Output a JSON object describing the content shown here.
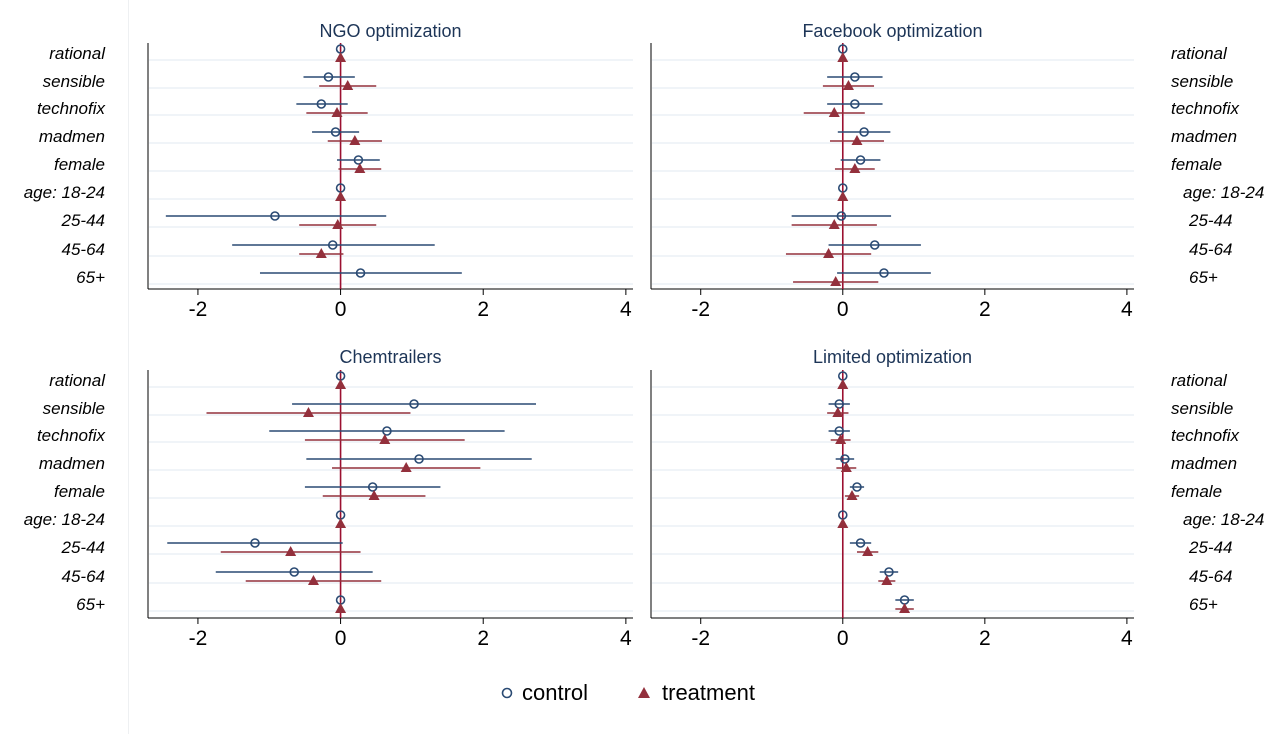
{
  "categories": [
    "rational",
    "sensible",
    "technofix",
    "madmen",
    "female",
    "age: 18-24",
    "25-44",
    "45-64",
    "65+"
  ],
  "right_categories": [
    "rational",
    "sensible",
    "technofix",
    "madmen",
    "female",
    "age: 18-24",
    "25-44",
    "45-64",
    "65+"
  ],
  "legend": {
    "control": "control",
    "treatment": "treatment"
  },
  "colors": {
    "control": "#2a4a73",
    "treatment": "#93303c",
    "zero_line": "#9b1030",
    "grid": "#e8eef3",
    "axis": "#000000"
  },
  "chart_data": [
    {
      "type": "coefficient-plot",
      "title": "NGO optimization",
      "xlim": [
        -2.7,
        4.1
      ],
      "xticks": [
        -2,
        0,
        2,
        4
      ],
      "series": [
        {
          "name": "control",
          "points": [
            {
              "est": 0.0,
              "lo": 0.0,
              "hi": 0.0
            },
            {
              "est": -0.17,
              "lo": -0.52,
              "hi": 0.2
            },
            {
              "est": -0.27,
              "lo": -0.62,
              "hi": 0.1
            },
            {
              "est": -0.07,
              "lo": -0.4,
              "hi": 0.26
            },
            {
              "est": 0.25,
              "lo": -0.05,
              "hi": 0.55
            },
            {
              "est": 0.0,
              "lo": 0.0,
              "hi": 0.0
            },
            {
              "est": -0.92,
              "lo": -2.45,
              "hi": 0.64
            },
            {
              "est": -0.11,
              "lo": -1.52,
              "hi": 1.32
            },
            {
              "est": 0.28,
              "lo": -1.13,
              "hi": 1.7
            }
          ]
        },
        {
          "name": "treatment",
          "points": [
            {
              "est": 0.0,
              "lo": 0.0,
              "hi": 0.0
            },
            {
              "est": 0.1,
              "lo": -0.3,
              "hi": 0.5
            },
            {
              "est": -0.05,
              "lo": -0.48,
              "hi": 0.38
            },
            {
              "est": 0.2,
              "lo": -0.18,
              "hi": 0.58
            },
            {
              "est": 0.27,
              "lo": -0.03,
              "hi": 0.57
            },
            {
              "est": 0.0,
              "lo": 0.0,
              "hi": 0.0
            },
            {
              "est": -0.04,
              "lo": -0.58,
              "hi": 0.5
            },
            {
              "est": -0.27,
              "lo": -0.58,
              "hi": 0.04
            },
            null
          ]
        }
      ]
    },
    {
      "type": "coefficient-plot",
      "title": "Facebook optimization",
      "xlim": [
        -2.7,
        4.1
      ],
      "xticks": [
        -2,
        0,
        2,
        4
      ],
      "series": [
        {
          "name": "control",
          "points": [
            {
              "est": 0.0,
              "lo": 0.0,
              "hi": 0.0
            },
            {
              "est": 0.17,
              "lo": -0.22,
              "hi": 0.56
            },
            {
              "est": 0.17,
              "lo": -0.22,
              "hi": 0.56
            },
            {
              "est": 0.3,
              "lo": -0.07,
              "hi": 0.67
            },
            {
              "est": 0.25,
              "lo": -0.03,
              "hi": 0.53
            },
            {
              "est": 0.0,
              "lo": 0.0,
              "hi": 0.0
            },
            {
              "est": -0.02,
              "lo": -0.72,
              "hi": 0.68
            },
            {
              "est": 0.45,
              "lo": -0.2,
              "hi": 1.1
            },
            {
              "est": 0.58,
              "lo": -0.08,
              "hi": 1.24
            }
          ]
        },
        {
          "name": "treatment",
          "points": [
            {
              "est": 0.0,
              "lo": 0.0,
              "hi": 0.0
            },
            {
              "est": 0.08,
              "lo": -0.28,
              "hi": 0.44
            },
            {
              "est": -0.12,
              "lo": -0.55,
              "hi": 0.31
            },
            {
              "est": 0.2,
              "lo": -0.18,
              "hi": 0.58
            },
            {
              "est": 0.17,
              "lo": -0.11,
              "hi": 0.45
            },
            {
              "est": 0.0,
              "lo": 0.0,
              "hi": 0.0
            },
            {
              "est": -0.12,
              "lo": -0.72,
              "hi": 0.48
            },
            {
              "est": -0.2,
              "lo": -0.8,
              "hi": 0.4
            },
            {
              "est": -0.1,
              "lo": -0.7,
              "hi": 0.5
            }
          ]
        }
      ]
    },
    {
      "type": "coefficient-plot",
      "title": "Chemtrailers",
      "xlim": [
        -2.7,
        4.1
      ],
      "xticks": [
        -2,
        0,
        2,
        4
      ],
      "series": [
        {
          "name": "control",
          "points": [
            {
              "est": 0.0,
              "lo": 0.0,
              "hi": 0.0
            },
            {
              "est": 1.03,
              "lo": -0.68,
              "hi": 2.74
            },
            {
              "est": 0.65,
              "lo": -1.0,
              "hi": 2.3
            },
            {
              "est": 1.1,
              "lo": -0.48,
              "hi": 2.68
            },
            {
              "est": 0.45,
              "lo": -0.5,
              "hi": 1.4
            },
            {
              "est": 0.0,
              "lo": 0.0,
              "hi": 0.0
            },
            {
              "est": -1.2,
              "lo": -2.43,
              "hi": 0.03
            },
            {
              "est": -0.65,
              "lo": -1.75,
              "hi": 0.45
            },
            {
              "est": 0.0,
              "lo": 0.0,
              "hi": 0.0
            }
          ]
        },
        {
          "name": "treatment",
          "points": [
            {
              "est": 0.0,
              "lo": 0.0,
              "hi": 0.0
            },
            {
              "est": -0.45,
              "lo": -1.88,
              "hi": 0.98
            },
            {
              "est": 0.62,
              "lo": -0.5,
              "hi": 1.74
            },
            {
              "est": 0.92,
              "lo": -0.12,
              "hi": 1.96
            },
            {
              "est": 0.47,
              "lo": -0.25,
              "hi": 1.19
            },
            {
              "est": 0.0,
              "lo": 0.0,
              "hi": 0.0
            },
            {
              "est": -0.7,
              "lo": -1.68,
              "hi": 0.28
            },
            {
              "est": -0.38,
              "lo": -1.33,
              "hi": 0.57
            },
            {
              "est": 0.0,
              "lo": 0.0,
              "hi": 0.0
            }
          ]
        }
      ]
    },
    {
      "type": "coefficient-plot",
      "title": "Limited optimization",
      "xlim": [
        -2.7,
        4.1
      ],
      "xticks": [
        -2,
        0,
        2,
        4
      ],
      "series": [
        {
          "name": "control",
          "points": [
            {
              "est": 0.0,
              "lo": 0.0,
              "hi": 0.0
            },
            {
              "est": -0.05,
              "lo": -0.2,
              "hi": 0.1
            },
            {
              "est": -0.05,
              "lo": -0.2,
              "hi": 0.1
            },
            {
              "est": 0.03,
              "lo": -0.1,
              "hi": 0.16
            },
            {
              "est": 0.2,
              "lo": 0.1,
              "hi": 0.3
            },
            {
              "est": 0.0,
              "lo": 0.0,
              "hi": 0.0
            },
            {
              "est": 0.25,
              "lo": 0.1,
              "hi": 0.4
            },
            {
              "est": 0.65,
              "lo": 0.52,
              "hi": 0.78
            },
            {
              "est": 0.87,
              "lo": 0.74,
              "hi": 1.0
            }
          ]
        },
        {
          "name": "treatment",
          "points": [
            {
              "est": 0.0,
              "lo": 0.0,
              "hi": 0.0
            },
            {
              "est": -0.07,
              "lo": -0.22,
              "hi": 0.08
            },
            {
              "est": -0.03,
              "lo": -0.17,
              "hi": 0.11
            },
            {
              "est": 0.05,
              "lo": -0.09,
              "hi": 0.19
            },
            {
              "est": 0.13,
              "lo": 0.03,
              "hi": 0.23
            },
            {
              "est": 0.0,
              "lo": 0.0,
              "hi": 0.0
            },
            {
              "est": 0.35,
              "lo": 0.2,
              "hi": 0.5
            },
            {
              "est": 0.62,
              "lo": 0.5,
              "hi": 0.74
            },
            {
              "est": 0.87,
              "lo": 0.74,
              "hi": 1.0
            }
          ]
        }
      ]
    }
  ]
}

[Given instruction]: Among the lines of the data above, determine how many contain the word "optimization". Report the number alone.

[Solution for this problem]: 3